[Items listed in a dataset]

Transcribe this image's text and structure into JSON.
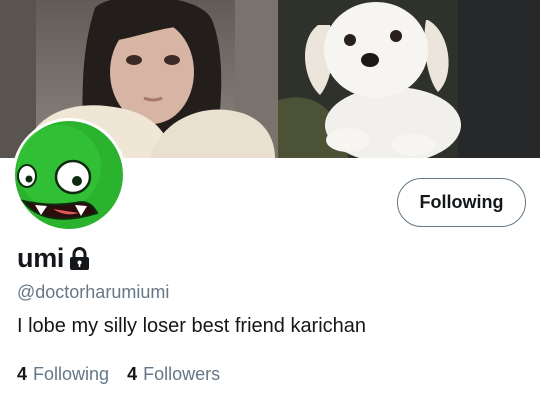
{
  "header": {
    "left_image_icon": "person-photo",
    "right_image_icon": "white-dog-photo"
  },
  "profile": {
    "avatar_icon": "green-cartoon-face-icon",
    "avatar_color": "#2bb32f",
    "display_name": "umi",
    "protected_icon": "lock-icon",
    "handle": "@doctorharumiumi",
    "bio": "I lobe my silly loser best friend karichan"
  },
  "actions": {
    "follow_state_label": "Following"
  },
  "stats": {
    "following_count": "4",
    "following_label": "Following",
    "followers_count": "4",
    "followers_label": "Followers"
  },
  "colors": {
    "text_primary": "#14171a",
    "text_secondary": "#657786",
    "background": "#ffffff"
  }
}
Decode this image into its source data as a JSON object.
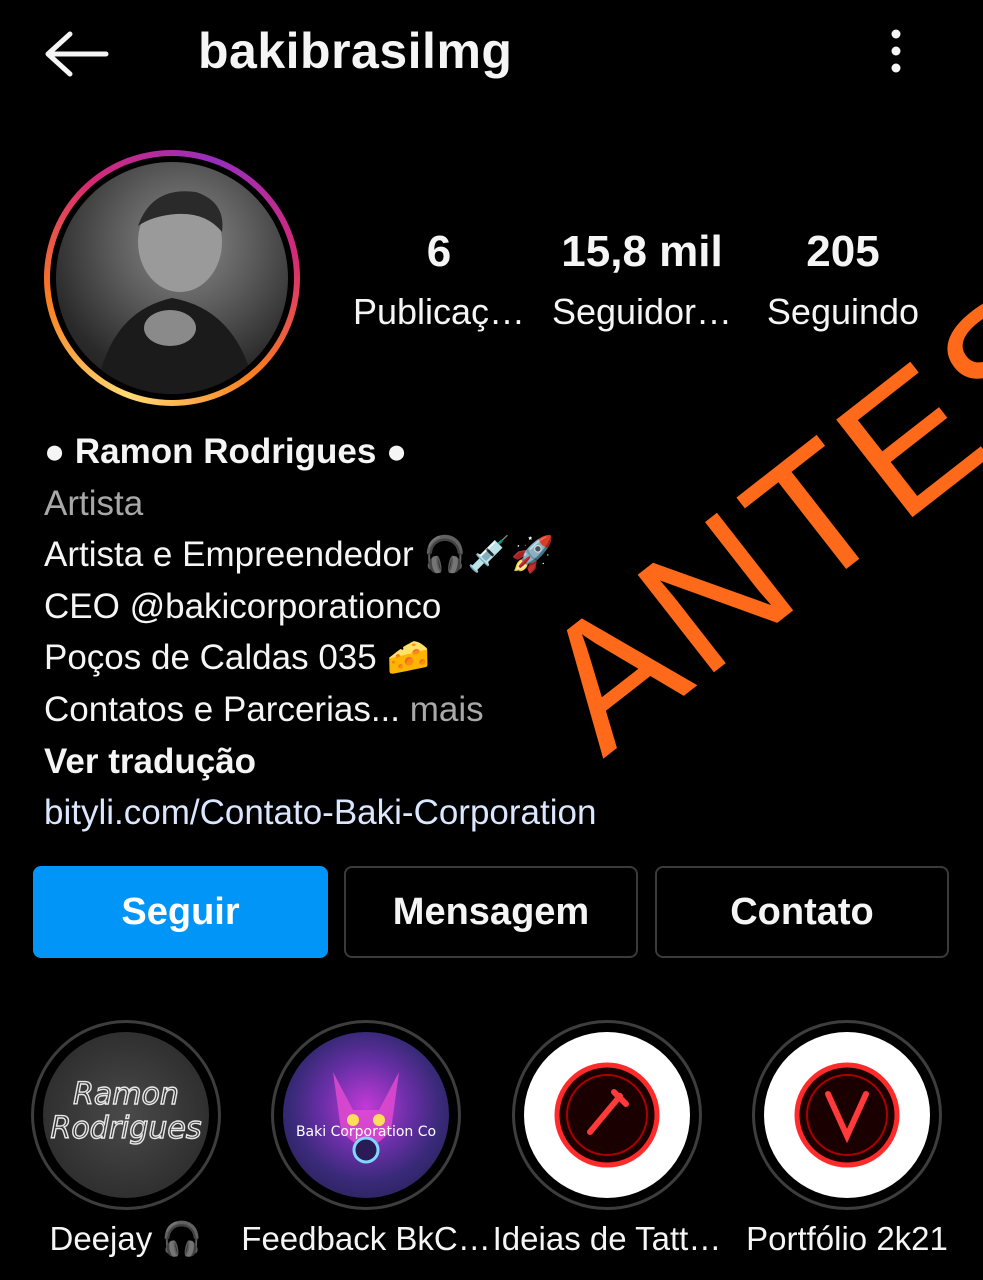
{
  "header": {
    "username": "bakibrasilmg"
  },
  "stats": {
    "posts": {
      "value": "6",
      "label": "Publicaç…"
    },
    "followers": {
      "value": "15,8 mil",
      "label": "Seguidor…"
    },
    "following": {
      "value": "205",
      "label": "Seguindo"
    }
  },
  "bio": {
    "name": "● Ramon Rodrigues ●",
    "category": "Artista",
    "line1": "Artista e Empreendedor 🎧💉🚀",
    "line2": "CEO @bakicorporationco",
    "line3": "Poços de Caldas 035 🧀",
    "line4": "Contatos e Parcerias...",
    "more": " mais",
    "translate": "Ver tradução",
    "link": "bityli.com/Contato-Baki-Corporation"
  },
  "buttons": {
    "follow": "Seguir",
    "message": "Mensagem",
    "contact": "Contato"
  },
  "highlights": [
    {
      "label": "Deejay 🎧",
      "cover_text_1": "Ramon",
      "cover_text_2": "Rodrigues"
    },
    {
      "label": "Feedback BkC…",
      "cover_text": "Baki Corporation Co"
    },
    {
      "label": "Ideias de Tatt…"
    },
    {
      "label": "Portfólio 2k21"
    }
  ],
  "watermark": {
    "text": "ANTES",
    "color": "#ff6a1a"
  },
  "colors": {
    "background": "#000000",
    "follow_button": "#0095f6",
    "link": "#dbe6ff"
  }
}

◆ What you will do ◆
Output the entries above exactly, without their pictures.

◆ Task solution ◆
Transcribe this image's text and structure into JSON.
{
  "header": {
    "left_image_icon": "person-photo",
    "right_image_icon": "white-dog-photo"
  },
  "profile": {
    "avatar_icon": "green-cartoon-face-icon",
    "avatar_color": "#2bb32f",
    "display_name": "umi",
    "protected_icon": "lock-icon",
    "handle": "@doctorharumiumi",
    "bio": "I lobe my silly loser best friend karichan"
  },
  "actions": {
    "follow_state_label": "Following"
  },
  "stats": {
    "following_count": "4",
    "following_label": "Following",
    "followers_count": "4",
    "followers_label": "Followers"
  },
  "colors": {
    "text_primary": "#14171a",
    "text_secondary": "#657786",
    "background": "#ffffff"
  }
}
Decode this image into its source data as a JSON object.
{
  "header": {
    "username": "bakibrasilmg"
  },
  "stats": {
    "posts": {
      "value": "6",
      "label": "Publicaç…"
    },
    "followers": {
      "value": "15,8 mil",
      "label": "Seguidor…"
    },
    "following": {
      "value": "205",
      "label": "Seguindo"
    }
  },
  "bio": {
    "name": "● Ramon Rodrigues ●",
    "category": "Artista",
    "line1": "Artista e Empreendedor 🎧💉🚀",
    "line2": "CEO @bakicorporationco",
    "line3": "Poços de Caldas 035 🧀",
    "line4": "Contatos e Parcerias...",
    "more": " mais",
    "translate": "Ver tradução",
    "link": "bityli.com/Contato-Baki-Corporation"
  },
  "buttons": {
    "follow": "Seguir",
    "message": "Mensagem",
    "contact": "Contato"
  },
  "highlights": [
    {
      "label": "Deejay 🎧",
      "cover_text_1": "Ramon",
      "cover_text_2": "Rodrigues"
    },
    {
      "label": "Feedback BkC…",
      "cover_text": "Baki Corporation Co"
    },
    {
      "label": "Ideias de Tatt…"
    },
    {
      "label": "Portfólio 2k21"
    }
  ],
  "watermark": {
    "text": "ANTES",
    "color": "#ff6a1a"
  },
  "colors": {
    "background": "#000000",
    "follow_button": "#0095f6",
    "link": "#dbe6ff"
  }
}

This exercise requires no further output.